* _Objective_
Copy all the entries below exactly, but not the pictures.

# start of Provided records

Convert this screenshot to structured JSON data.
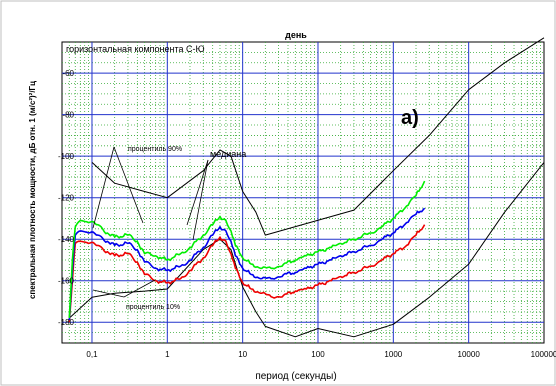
{
  "chart_data": {
    "type": "line",
    "title": "день",
    "subtitle": "горизонтальная компонента С-Ю",
    "xlabel": "период (секунды)",
    "ylabel": "спектральная плотность мощности, дБ отн. 1 (м/с²)²/Гц",
    "panel_label": "а)",
    "x_scale": "log",
    "xlim": [
      0.04,
      100000
    ],
    "ylim": [
      -190,
      -45
    ],
    "x_ticks": [
      0.1,
      1,
      10,
      100,
      1000,
      10000,
      100000
    ],
    "x_tick_labels": [
      "0,1",
      "1",
      "10",
      "100",
      "1000",
      "10000",
      "100000"
    ],
    "y_ticks": [
      -180,
      -160,
      -140,
      -120,
      -100,
      -80,
      -60
    ],
    "y_tick_labels": [
      "-180",
      "-160",
      "-140",
      "-120",
      "-100",
      "-80",
      "-60"
    ],
    "grid": true,
    "colors": {
      "major_grid": "#2233cc",
      "minor_grid": "#33aa33",
      "percentile_90": "#00ee00",
      "median": "#0000ee",
      "percentile_10": "#ee0000",
      "noise_model": "#000000"
    },
    "annotations": [
      {
        "text": "процентиль 90%"
      },
      {
        "text": "медиана"
      },
      {
        "text": "процентиль 10%"
      }
    ],
    "series": [
      {
        "key": "percentile_90",
        "x": [
          0.05,
          0.055,
          0.06,
          0.07,
          0.09,
          0.12,
          0.16,
          0.2,
          0.3,
          0.4,
          0.5,
          0.7,
          1,
          1.5,
          2,
          3,
          4,
          5,
          6,
          7,
          8,
          10,
          13,
          18,
          25,
          35,
          50,
          70,
          100,
          150,
          200,
          300,
          500,
          700,
          1000,
          1500,
          2000,
          2600
        ],
        "y": [
          -178,
          -150,
          -134,
          -131,
          -132,
          -133,
          -137,
          -139,
          -138,
          -141,
          -147,
          -148,
          -150,
          -147,
          -144,
          -138,
          -133,
          -129,
          -131,
          -136,
          -143,
          -149,
          -152,
          -154,
          -154,
          -152,
          -150,
          -148,
          -146,
          -144,
          -142,
          -140,
          -137,
          -134,
          -130,
          -124,
          -119,
          -112
        ]
      },
      {
        "key": "median",
        "x": [
          0.05,
          0.055,
          0.06,
          0.07,
          0.09,
          0.12,
          0.16,
          0.2,
          0.3,
          0.4,
          0.5,
          0.7,
          1,
          1.5,
          2,
          3,
          4,
          5,
          6,
          7,
          8,
          10,
          13,
          18,
          25,
          35,
          50,
          70,
          100,
          150,
          200,
          300,
          500,
          700,
          1000,
          1500,
          2000,
          2600
        ],
        "y": [
          -179,
          -155,
          -138,
          -136,
          -137,
          -138,
          -141,
          -143,
          -142,
          -145,
          -151,
          -154,
          -155,
          -153,
          -150,
          -144,
          -138,
          -134,
          -136,
          -141,
          -148,
          -154,
          -157,
          -159,
          -159,
          -157,
          -156,
          -154,
          -152,
          -150,
          -148,
          -146,
          -143,
          -140,
          -137,
          -132,
          -128,
          -125
        ]
      },
      {
        "key": "percentile_10",
        "x": [
          0.05,
          0.055,
          0.06,
          0.07,
          0.09,
          0.12,
          0.16,
          0.2,
          0.3,
          0.4,
          0.5,
          0.7,
          1,
          1.5,
          2,
          3,
          4,
          5,
          6,
          7,
          8,
          10,
          13,
          18,
          25,
          35,
          50,
          70,
          100,
          150,
          200,
          300,
          500,
          700,
          1000,
          1500,
          2000,
          2600
        ],
        "y": [
          -180,
          -160,
          -142,
          -141,
          -142,
          -143,
          -146,
          -148,
          -147,
          -151,
          -157,
          -160,
          -161,
          -159,
          -155,
          -149,
          -143,
          -139,
          -141,
          -147,
          -154,
          -161,
          -164,
          -166,
          -168,
          -167,
          -165,
          -164,
          -162,
          -160,
          -158,
          -156,
          -153,
          -150,
          -147,
          -143,
          -138,
          -133
        ]
      },
      {
        "key": "nhnm",
        "x": [
          0.1,
          0.2,
          0.5,
          1,
          3,
          5,
          7,
          10,
          15,
          20,
          300,
          1000,
          3000,
          10000,
          30000,
          100000
        ],
        "y": [
          -103,
          -113,
          -117,
          -120,
          -107,
          -97,
          -100,
          -117,
          -127,
          -138,
          -126,
          -107,
          -90,
          -68,
          -55,
          -43
        ]
      },
      {
        "key": "nlnm",
        "x": [
          0.05,
          0.1,
          0.2,
          0.5,
          1,
          3,
          5,
          7,
          10,
          15,
          20,
          50,
          100,
          300,
          1000,
          3000,
          10000,
          30000,
          100000
        ],
        "y": [
          -178,
          -168,
          -166,
          -165,
          -164,
          -145,
          -140,
          -145,
          -163,
          -175,
          -182,
          -187,
          -183,
          -187,
          -181,
          -168,
          -152,
          -127,
          -103
        ]
      }
    ]
  }
}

# end of Provided records

* _Full response_
Convert this screenshot to structured JSON data.
{
  "chart_data": {
    "type": "line",
    "title": "день",
    "subtitle": "горизонтальная компонента С-Ю",
    "xlabel": "период (секунды)",
    "ylabel": "спектральная плотность мощности, дБ отн. 1 (м/с²)²/Гц",
    "panel_label": "а)",
    "x_scale": "log",
    "xlim": [
      0.04,
      100000
    ],
    "ylim": [
      -190,
      -45
    ],
    "x_ticks": [
      0.1,
      1,
      10,
      100,
      1000,
      10000,
      100000
    ],
    "x_tick_labels": [
      "0,1",
      "1",
      "10",
      "100",
      "1000",
      "10000",
      "100000"
    ],
    "y_ticks": [
      -180,
      -160,
      -140,
      -120,
      -100,
      -80,
      -60
    ],
    "y_tick_labels": [
      "-180",
      "-160",
      "-140",
      "-120",
      "-100",
      "-80",
      "-60"
    ],
    "grid": true,
    "colors": {
      "major_grid": "#2233cc",
      "minor_grid": "#33aa33",
      "percentile_90": "#00ee00",
      "median": "#0000ee",
      "percentile_10": "#ee0000",
      "noise_model": "#000000"
    },
    "annotations": [
      {
        "text": "процентиль 90%"
      },
      {
        "text": "медиана"
      },
      {
        "text": "процентиль 10%"
      }
    ],
    "series": [
      {
        "key": "percentile_90",
        "x": [
          0.05,
          0.055,
          0.06,
          0.07,
          0.09,
          0.12,
          0.16,
          0.2,
          0.3,
          0.4,
          0.5,
          0.7,
          1,
          1.5,
          2,
          3,
          4,
          5,
          6,
          7,
          8,
          10,
          13,
          18,
          25,
          35,
          50,
          70,
          100,
          150,
          200,
          300,
          500,
          700,
          1000,
          1500,
          2000,
          2600
        ],
        "y": [
          -178,
          -150,
          -134,
          -131,
          -132,
          -133,
          -137,
          -139,
          -138,
          -141,
          -147,
          -148,
          -150,
          -147,
          -144,
          -138,
          -133,
          -129,
          -131,
          -136,
          -143,
          -149,
          -152,
          -154,
          -154,
          -152,
          -150,
          -148,
          -146,
          -144,
          -142,
          -140,
          -137,
          -134,
          -130,
          -124,
          -119,
          -112
        ]
      },
      {
        "key": "median",
        "x": [
          0.05,
          0.055,
          0.06,
          0.07,
          0.09,
          0.12,
          0.16,
          0.2,
          0.3,
          0.4,
          0.5,
          0.7,
          1,
          1.5,
          2,
          3,
          4,
          5,
          6,
          7,
          8,
          10,
          13,
          18,
          25,
          35,
          50,
          70,
          100,
          150,
          200,
          300,
          500,
          700,
          1000,
          1500,
          2000,
          2600
        ],
        "y": [
          -179,
          -155,
          -138,
          -136,
          -137,
          -138,
          -141,
          -143,
          -142,
          -145,
          -151,
          -154,
          -155,
          -153,
          -150,
          -144,
          -138,
          -134,
          -136,
          -141,
          -148,
          -154,
          -157,
          -159,
          -159,
          -157,
          -156,
          -154,
          -152,
          -150,
          -148,
          -146,
          -143,
          -140,
          -137,
          -132,
          -128,
          -125
        ]
      },
      {
        "key": "percentile_10",
        "x": [
          0.05,
          0.055,
          0.06,
          0.07,
          0.09,
          0.12,
          0.16,
          0.2,
          0.3,
          0.4,
          0.5,
          0.7,
          1,
          1.5,
          2,
          3,
          4,
          5,
          6,
          7,
          8,
          10,
          13,
          18,
          25,
          35,
          50,
          70,
          100,
          150,
          200,
          300,
          500,
          700,
          1000,
          1500,
          2000,
          2600
        ],
        "y": [
          -180,
          -160,
          -142,
          -141,
          -142,
          -143,
          -146,
          -148,
          -147,
          -151,
          -157,
          -160,
          -161,
          -159,
          -155,
          -149,
          -143,
          -139,
          -141,
          -147,
          -154,
          -161,
          -164,
          -166,
          -168,
          -167,
          -165,
          -164,
          -162,
          -160,
          -158,
          -156,
          -153,
          -150,
          -147,
          -143,
          -138,
          -133
        ]
      },
      {
        "key": "nhnm",
        "x": [
          0.1,
          0.2,
          0.5,
          1,
          3,
          5,
          7,
          10,
          15,
          20,
          300,
          1000,
          3000,
          10000,
          30000,
          100000
        ],
        "y": [
          -103,
          -113,
          -117,
          -120,
          -107,
          -97,
          -100,
          -117,
          -127,
          -138,
          -126,
          -107,
          -90,
          -68,
          -55,
          -43
        ]
      },
      {
        "key": "nlnm",
        "x": [
          0.05,
          0.1,
          0.2,
          0.5,
          1,
          3,
          5,
          7,
          10,
          15,
          20,
          50,
          100,
          300,
          1000,
          3000,
          10000,
          30000,
          100000
        ],
        "y": [
          -178,
          -168,
          -166,
          -165,
          -164,
          -145,
          -140,
          -145,
          -163,
          -175,
          -182,
          -187,
          -183,
          -187,
          -181,
          -168,
          -152,
          -127,
          -103
        ]
      }
    ]
  }
}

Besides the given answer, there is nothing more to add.